Below is some material; transcribe all of it exactly.

»»

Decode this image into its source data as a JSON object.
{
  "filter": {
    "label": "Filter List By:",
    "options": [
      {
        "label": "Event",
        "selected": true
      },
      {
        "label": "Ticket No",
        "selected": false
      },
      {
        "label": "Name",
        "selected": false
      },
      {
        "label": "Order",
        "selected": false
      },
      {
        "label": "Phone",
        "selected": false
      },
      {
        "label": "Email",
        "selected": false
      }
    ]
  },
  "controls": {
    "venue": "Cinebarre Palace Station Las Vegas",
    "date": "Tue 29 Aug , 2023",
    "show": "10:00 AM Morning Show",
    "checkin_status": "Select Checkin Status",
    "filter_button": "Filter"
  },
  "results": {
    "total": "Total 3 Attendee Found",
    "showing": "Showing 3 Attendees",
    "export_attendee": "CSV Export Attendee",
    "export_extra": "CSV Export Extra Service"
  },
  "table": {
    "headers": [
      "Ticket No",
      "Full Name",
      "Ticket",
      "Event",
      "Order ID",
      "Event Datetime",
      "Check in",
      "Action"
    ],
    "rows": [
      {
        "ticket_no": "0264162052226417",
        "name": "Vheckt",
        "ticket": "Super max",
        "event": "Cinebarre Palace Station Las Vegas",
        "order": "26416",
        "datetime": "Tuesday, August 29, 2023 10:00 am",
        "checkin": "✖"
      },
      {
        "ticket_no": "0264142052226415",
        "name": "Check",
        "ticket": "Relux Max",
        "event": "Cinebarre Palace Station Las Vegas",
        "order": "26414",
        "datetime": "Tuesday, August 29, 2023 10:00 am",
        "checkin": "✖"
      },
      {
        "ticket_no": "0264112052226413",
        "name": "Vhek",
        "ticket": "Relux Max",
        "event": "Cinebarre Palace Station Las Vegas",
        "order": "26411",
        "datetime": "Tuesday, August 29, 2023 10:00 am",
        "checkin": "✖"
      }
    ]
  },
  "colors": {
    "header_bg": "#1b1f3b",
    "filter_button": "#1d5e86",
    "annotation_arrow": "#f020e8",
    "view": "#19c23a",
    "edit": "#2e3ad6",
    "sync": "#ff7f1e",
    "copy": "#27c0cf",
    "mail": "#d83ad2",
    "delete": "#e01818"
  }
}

««

**Answer to the task:**
Decode this image into its source data as a JSON object.
{
  "filter": {
    "label": "Filter List By:",
    "options": [
      {
        "label": "Event",
        "selected": true
      },
      {
        "label": "Ticket No",
        "selected": false
      },
      {
        "label": "Name",
        "selected": false
      },
      {
        "label": "Order",
        "selected": false
      },
      {
        "label": "Phone",
        "selected": false
      },
      {
        "label": "Email",
        "selected": false
      }
    ]
  },
  "controls": {
    "venue": "Cinebarre Palace Station Las Vegas",
    "date": "Tue 29 Aug , 2023",
    "show": "10:00 AM Morning Show",
    "checkin_status": "Select Checkin Status",
    "filter_button": "Filter"
  },
  "results": {
    "total": "Total 3 Attendee Found",
    "showing": "Showing 3 Attendees",
    "export_attendee": "CSV Export Attendee",
    "export_extra": "CSV Export Extra Service"
  },
  "table": {
    "headers": [
      "Ticket No",
      "Full Name",
      "Ticket",
      "Event",
      "Order ID",
      "Event Datetime",
      "Check in",
      "Action"
    ],
    "rows": [
      {
        "ticket_no": "0264162052226417",
        "name": "Vheckt",
        "ticket": "Super max",
        "event": "Cinebarre Palace Station Las Vegas",
        "order": "26416",
        "datetime": "Tuesday, August 29, 2023 10:00 am",
        "checkin": "✖"
      },
      {
        "ticket_no": "0264142052226415",
        "name": "Check",
        "ticket": "Relux Max",
        "event": "Cinebarre Palace Station Las Vegas",
        "order": "26414",
        "datetime": "Tuesday, August 29, 2023 10:00 am",
        "checkin": "✖"
      },
      {
        "ticket_no": "0264112052226413",
        "name": "Vhek",
        "ticket": "Relux Max",
        "event": "Cinebarre Palace Station Las Vegas",
        "order": "26411",
        "datetime": "Tuesday, August 29, 2023 10:00 am",
        "checkin": "✖"
      }
    ]
  },
  "colors": {
    "header_bg": "#1b1f3b",
    "filter_button": "#1d5e86",
    "annotation_arrow": "#f020e8",
    "view": "#19c23a",
    "edit": "#2e3ad6",
    "sync": "#ff7f1e",
    "copy": "#27c0cf",
    "mail": "#d83ad2",
    "delete": "#e01818"
  }
}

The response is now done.